┌──
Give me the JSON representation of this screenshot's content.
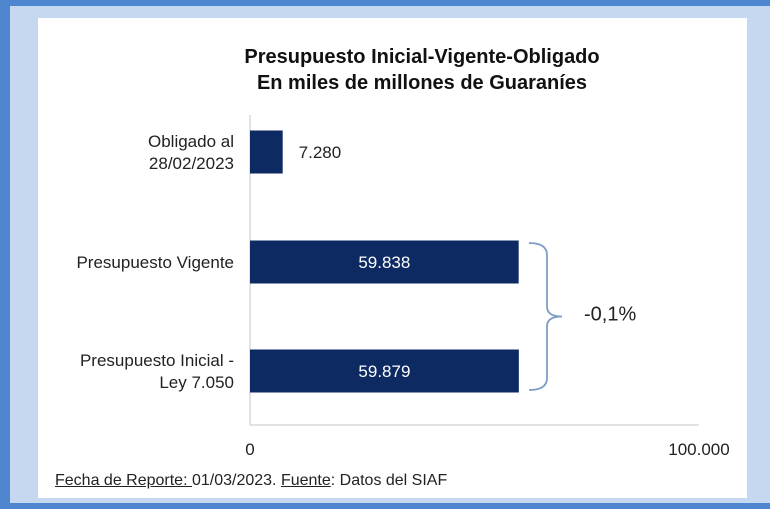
{
  "chart_data": {
    "type": "bar",
    "orientation": "horizontal",
    "title": [
      "Presupuesto Inicial-Vigente-Obligado",
      "En miles de millones de Guaraníes"
    ],
    "categories": [
      [
        "Obligado al",
        "28/02/2023"
      ],
      [
        "Presupuesto Vigente"
      ],
      [
        "Presupuesto Inicial -",
        "Ley 7.050"
      ]
    ],
    "values": [
      7280,
      59838,
      59879
    ],
    "value_labels": [
      "7.280",
      "59.838",
      "59.879"
    ],
    "xlim": [
      0,
      100000
    ],
    "xticks": [
      "0",
      "100.000"
    ],
    "annotation": "-0,1%",
    "bar_color": "#0e2a63"
  },
  "footer": {
    "date_label": "Fecha de Reporte: ",
    "date_value": "01/03/2023. ",
    "source_label": "Fuente",
    "source_value": ": Datos del SIAF"
  }
}
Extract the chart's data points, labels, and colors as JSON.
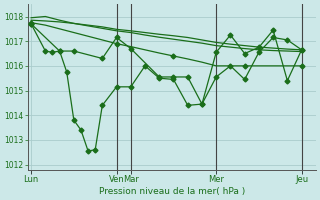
{
  "bg_color": "#cce8e8",
  "grid_color": "#aacccc",
  "line_color": "#1a6e1a",
  "ylabel": "Pression niveau de la mer( hPa )",
  "ylim": [
    1011.8,
    1018.5
  ],
  "yticks": [
    1012,
    1013,
    1014,
    1015,
    1016,
    1017,
    1018
  ],
  "xtick_labels": [
    "Lun",
    "Ven",
    "Mar",
    "Mer",
    "Jeu"
  ],
  "xtick_positions": [
    0,
    24,
    28,
    52,
    76
  ],
  "xlim": [
    -1,
    80
  ],
  "vline_positions": [
    24,
    28,
    52,
    76
  ],
  "smooth1_x": [
    0,
    4,
    8,
    12,
    16,
    20,
    24,
    28,
    32,
    36,
    40,
    44,
    48,
    52,
    56,
    60,
    64,
    68,
    72,
    76
  ],
  "smooth1_y": [
    1017.85,
    1017.82,
    1017.78,
    1017.72,
    1017.65,
    1017.58,
    1017.48,
    1017.42,
    1017.35,
    1017.28,
    1017.22,
    1017.15,
    1017.05,
    1016.95,
    1016.88,
    1016.82,
    1016.76,
    1016.72,
    1016.68,
    1016.65
  ],
  "smooth2_x": [
    0,
    4,
    8,
    12,
    16,
    20,
    24,
    28,
    32,
    36,
    40,
    44,
    48,
    52,
    56,
    60,
    64,
    68,
    72,
    76
  ],
  "smooth2_y": [
    1017.95,
    1018.0,
    1017.85,
    1017.72,
    1017.62,
    1017.52,
    1017.42,
    1017.35,
    1017.25,
    1017.16,
    1017.08,
    1017.0,
    1016.92,
    1016.82,
    1016.76,
    1016.7,
    1016.65,
    1016.62,
    1016.6,
    1016.58
  ],
  "smooth3_x": [
    0,
    4,
    8,
    12,
    16,
    20,
    24,
    28,
    32,
    36,
    40,
    44,
    48,
    52,
    56,
    60,
    64,
    68,
    72,
    76
  ],
  "smooth3_y": [
    1017.75,
    1017.65,
    1017.5,
    1017.35,
    1017.2,
    1017.05,
    1016.9,
    1016.78,
    1016.65,
    1016.52,
    1016.4,
    1016.28,
    1016.15,
    1016.0,
    1016.0,
    1016.0,
    1016.0,
    1016.0,
    1016.0,
    1016.0
  ],
  "jagged1_x": [
    0,
    4,
    6,
    8,
    10,
    12,
    14,
    16,
    18,
    20,
    24,
    28,
    32,
    36,
    40,
    44,
    48,
    52,
    56,
    60,
    64,
    68,
    72,
    76
  ],
  "jagged1_y": [
    1017.7,
    1016.6,
    1016.55,
    1016.6,
    1015.75,
    1013.8,
    1013.4,
    1012.55,
    1012.6,
    1014.4,
    1015.15,
    1015.15,
    1016.0,
    1015.5,
    1015.45,
    1014.4,
    1014.45,
    1015.55,
    1016.0,
    1015.45,
    1016.55,
    1017.15,
    1017.05,
    1016.65
  ],
  "jagged2_x": [
    0,
    8,
    12,
    20,
    24,
    28,
    36,
    40,
    44,
    48,
    52,
    56,
    60,
    64,
    68,
    72,
    76
  ],
  "jagged2_y": [
    1017.7,
    1016.6,
    1016.6,
    1016.3,
    1017.15,
    1016.7,
    1015.55,
    1015.55,
    1015.55,
    1014.45,
    1016.55,
    1017.25,
    1016.5,
    1016.75,
    1017.45,
    1015.4,
    1016.65
  ]
}
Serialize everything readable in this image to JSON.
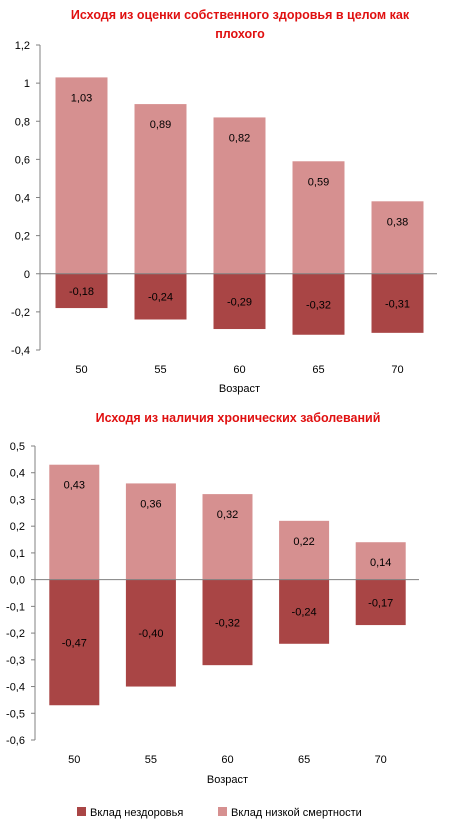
{
  "colors": {
    "unhealth": "#a94545",
    "lowmort": "#d69090",
    "title": "#e01010",
    "axis": "#808080"
  },
  "legend": {
    "unhealth": "Вклад нездоровья",
    "lowmort": "Вклад низкой смертности"
  },
  "chart_data": [
    {
      "type": "bar",
      "stacked": true,
      "title_lines": [
        "Исходя из оценки собственного здоровья в целом как",
        "плохого"
      ],
      "xlabel": "Возраст",
      "ylabel": "",
      "categories": [
        "50",
        "55",
        "60",
        "65",
        "70"
      ],
      "ylim": [
        -0.4,
        1.2
      ],
      "yticks": [
        "1,2",
        "1",
        "0,8",
        "0,6",
        "0,4",
        "0,2",
        "0",
        "-0,2",
        "-0,4"
      ],
      "grid": false,
      "legend_position": "bottom",
      "series": [
        {
          "name": "Вклад низкой смертности",
          "values": [
            1.03,
            0.89,
            0.82,
            0.59,
            0.38
          ],
          "labels": [
            "1,03",
            "0,89",
            "0,82",
            "0,59",
            "0,38"
          ]
        },
        {
          "name": "Вклад нездоровья",
          "values": [
            -0.18,
            -0.24,
            -0.29,
            -0.32,
            -0.31
          ],
          "labels": [
            "-0,18",
            "-0,24",
            "-0,29",
            "-0,32",
            "-0,31"
          ]
        }
      ]
    },
    {
      "type": "bar",
      "stacked": true,
      "title_lines": [
        "Исходя из наличия хронических заболеваний"
      ],
      "xlabel": "Возраст",
      "ylabel": "",
      "categories": [
        "50",
        "55",
        "60",
        "65",
        "70"
      ],
      "ylim": [
        -0.6,
        0.5
      ],
      "yticks": [
        "0,5",
        "0,4",
        "0,3",
        "0,2",
        "0,1",
        "0,0",
        "-0,1",
        "-0,2",
        "-0,3",
        "-0,4",
        "-0,5",
        "-0,6"
      ],
      "grid": false,
      "legend_position": "bottom",
      "series": [
        {
          "name": "Вклад низкой смертности",
          "values": [
            0.43,
            0.36,
            0.32,
            0.22,
            0.14
          ],
          "labels": [
            "0,43",
            "0,36",
            "0,32",
            "0,22",
            "0,14"
          ]
        },
        {
          "name": "Вклад нездоровья",
          "values": [
            -0.47,
            -0.4,
            -0.32,
            -0.24,
            -0.17
          ],
          "labels": [
            "-0,47",
            "-0,40",
            "-0,32",
            "-0,24",
            "-0,17"
          ]
        }
      ]
    }
  ]
}
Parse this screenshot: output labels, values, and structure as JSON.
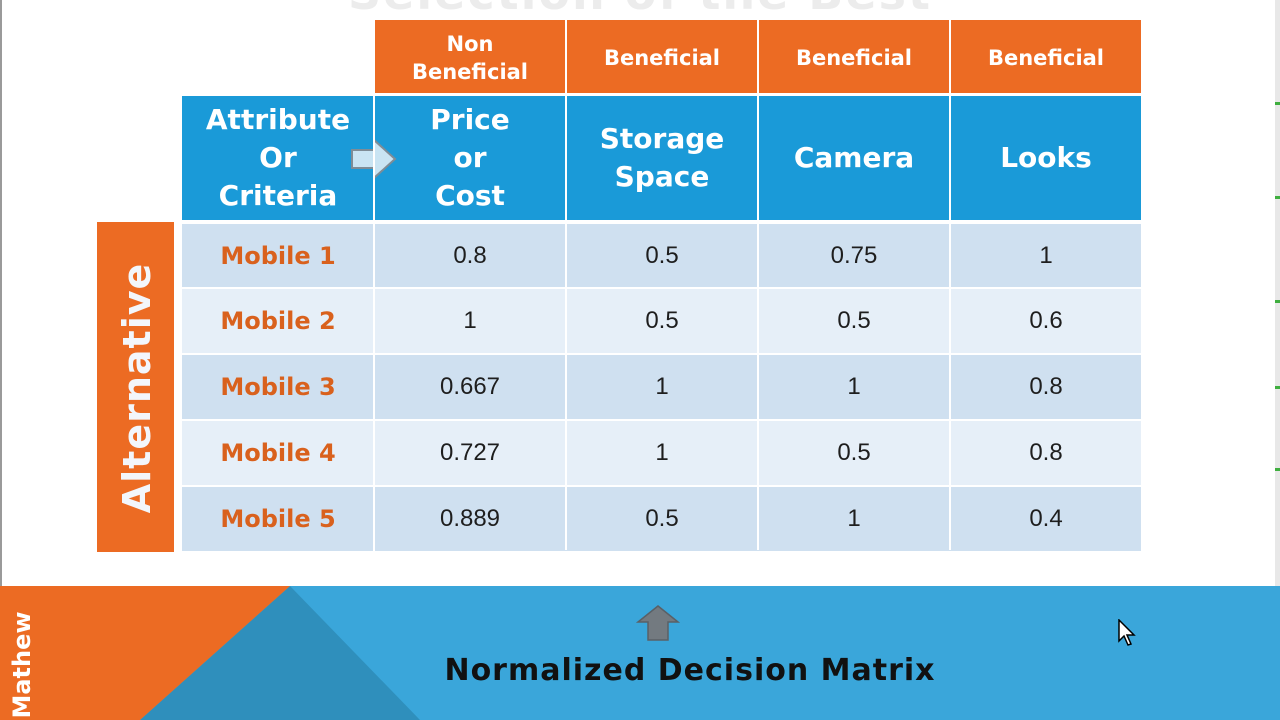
└──
## [Exercise requirements]
Quote all the lines above exactly as given. Do not include the pictures.

## [Completed task]
Give me the JSON representation of this screenshot's content.
{
  "chart_data": {
    "type": "bar",
    "orientation": "horizontal",
    "title": [
      "Presupuesto Inicial-Vigente-Obligado",
      "En miles de millones de Guaraníes"
    ],
    "categories": [
      [
        "Obligado al",
        "28/02/2023"
      ],
      [
        "Presupuesto Vigente"
      ],
      [
        "Presupuesto Inicial -",
        "Ley 7.050"
      ]
    ],
    "values": [
      7280,
      59838,
      59879
    ],
    "value_labels": [
      "7.280",
      "59.838",
      "59.879"
    ],
    "xlim": [
      0,
      100000
    ],
    "xticks": [
      "0",
      "100.000"
    ],
    "annotation": "-0,1%",
    "bar_color": "#0e2a63"
  },
  "footer": {
    "date_label": "Fecha de Reporte: ",
    "date_value": "01/03/2023. ",
    "source_label": "Fuente",
    "source_value": ": Datos del SIAF"
  }
}
Extract the chart's data points, labels, and colors as JSON.
{
  "bg_color": "#cce8e8",
  "grid_color": "#aacccc",
  "line_color": "#1a6e1a",
  "ylabel": "Pression niveau de la mer( hPa )",
  "ylim": [
    1011.8,
    1018.5
  ],
  "yticks": [
    1012,
    1013,
    1014,
    1015,
    1016,
    1017,
    1018
  ],
  "xtick_labels": [
    "Lun",
    "Ven",
    "Mar",
    "Mer",
    "Jeu"
  ],
  "xtick_positions": [
    0,
    24,
    28,
    52,
    76
  ],
  "xlim": [
    -1,
    80
  ],
  "vline_positions": [
    24,
    28,
    52,
    76
  ],
  "smooth1_x": [
    0,
    4,
    8,
    12,
    16,
    20,
    24,
    28,
    32,
    36,
    40,
    44,
    48,
    52,
    56,
    60,
    64,
    68,
    72,
    76
  ],
  "smooth1_y": [
    1017.85,
    1017.82,
    1017.78,
    1017.72,
    1017.65,
    1017.58,
    1017.48,
    1017.42,
    1017.35,
    1017.28,
    1017.22,
    1017.15,
    1017.05,
    1016.95,
    1016.88,
    1016.82,
    1016.76,
    1016.72,
    1016.68,
    1016.65
  ],
  "smooth2_x": [
    0,
    4,
    8,
    12,
    16,
    20,
    24,
    28,
    32,
    36,
    40,
    44,
    48,
    52,
    56,
    60,
    64,
    68,
    72,
    76
  ],
  "smooth2_y": [
    1017.95,
    1018.0,
    1017.85,
    1017.72,
    1017.62,
    1017.52,
    1017.42,
    1017.35,
    1017.25,
    1017.16,
    1017.08,
    1017.0,
    1016.92,
    1016.82,
    1016.76,
    1016.7,
    1016.65,
    1016.62,
    1016.6,
    1016.58
  ],
  "smooth3_x": [
    0,
    4,
    8,
    12,
    16,
    20,
    24,
    28,
    32,
    36,
    40,
    44,
    48,
    52,
    56,
    60,
    64,
    68,
    72,
    76
  ],
  "smooth3_y": [
    1017.75,
    1017.65,
    1017.5,
    1017.35,
    1017.2,
    1017.05,
    1016.9,
    1016.78,
    1016.65,
    1016.52,
    1016.4,
    1016.28,
    1016.15,
    1016.0,
    1016.0,
    1016.0,
    1016.0,
    1016.0,
    1016.0,
    1016.0
  ],
  "jagged1_x": [
    0,
    4,
    6,
    8,
    10,
    12,
    14,
    16,
    18,
    20,
    24,
    28,
    32,
    36,
    40,
    44,
    48,
    52,
    56,
    60,
    64,
    68,
    72,
    76
  ],
  "jagged1_y": [
    1017.7,
    1016.6,
    1016.55,
    1016.6,
    1015.75,
    1013.8,
    1013.4,
    1012.55,
    1012.6,
    1014.4,
    1015.15,
    1015.15,
    1016.0,
    1015.5,
    1015.45,
    1014.4,
    1014.45,
    1015.55,
    1016.0,
    1015.45,
    1016.55,
    1017.15,
    1017.05,
    1016.65
  ],
  "jagged2_x": [
    0,
    8,
    12,
    20,
    24,
    28,
    36,
    40,
    44,
    48,
    52,
    56,
    60,
    64,
    68,
    72,
    76
  ],
  "jagged2_y": [
    1017.7,
    1016.6,
    1016.6,
    1016.3,
    1017.15,
    1016.7,
    1015.55,
    1015.55,
    1015.55,
    1014.45,
    1016.55,
    1017.25,
    1016.5,
    1016.75,
    1017.45,
    1015.4,
    1016.65
  ]
}
Serialize everything readable in this image to JSON.
{
  "colors": {
    "unhealth": "#a94545",
    "lowmort": "#d69090",
    "title": "#e01010",
    "axis": "#808080"
  },
  "legend": {
    "unhealth": "Вклад нездоровья",
    "lowmort": "Вклад низкой смертности"
  },
  "chart_data": [
    {
      "type": "bar",
      "stacked": true,
      "title_lines": [
        "Исходя из оценки собственного здоровья в целом как",
        "плохого"
      ],
      "xlabel": "Возраст",
      "ylabel": "",
      "categories": [
        "50",
        "55",
        "60",
        "65",
        "70"
      ],
      "ylim": [
        -0.4,
        1.2
      ],
      "yticks": [
        "1,2",
        "1",
        "0,8",
        "0,6",
        "0,4",
        "0,2",
        "0",
        "-0,2",
        "-0,4"
      ],
      "grid": false,
      "legend_position": "bottom",
      "series": [
        {
          "name": "Вклад низкой смертности",
          "values": [
            1.03,
            0.89,
            0.82,
            0.59,
            0.38
          ],
          "labels": [
            "1,03",
            "0,89",
            "0,82",
            "0,59",
            "0,38"
          ]
        },
        {
          "name": "Вклад нездоровья",
          "values": [
            -0.18,
            -0.24,
            -0.29,
            -0.32,
            -0.31
          ],
          "labels": [
            "-0,18",
            "-0,24",
            "-0,29",
            "-0,32",
            "-0,31"
          ]
        }
      ]
    },
    {
      "type": "bar",
      "stacked": true,
      "title_lines": [
        "Исходя из наличия хронических заболеваний"
      ],
      "xlabel": "Возраст",
      "ylabel": "",
      "categories": [
        "50",
        "55",
        "60",
        "65",
        "70"
      ],
      "ylim": [
        -0.6,
        0.5
      ],
      "yticks": [
        "0,5",
        "0,4",
        "0,3",
        "0,2",
        "0,1",
        "0,0",
        "-0,1",
        "-0,2",
        "-0,3",
        "-0,4",
        "-0,5",
        "-0,6"
      ],
      "grid": false,
      "legend_position": "bottom",
      "series": [
        {
          "name": "Вклад низкой смертности",
          "values": [
            0.43,
            0.36,
            0.32,
            0.22,
            0.14
          ],
          "labels": [
            "0,43",
            "0,36",
            "0,32",
            "0,22",
            "0,14"
          ]
        },
        {
          "name": "Вклад нездоровья",
          "values": [
            -0.47,
            -0.4,
            -0.32,
            -0.24,
            -0.17
          ],
          "labels": [
            "-0,47",
            "-0,40",
            "-0,32",
            "-0,24",
            "-0,17"
          ]
        }
      ]
    }
  ]
}
Parse this screenshot: output labels, values, and structure as JSON.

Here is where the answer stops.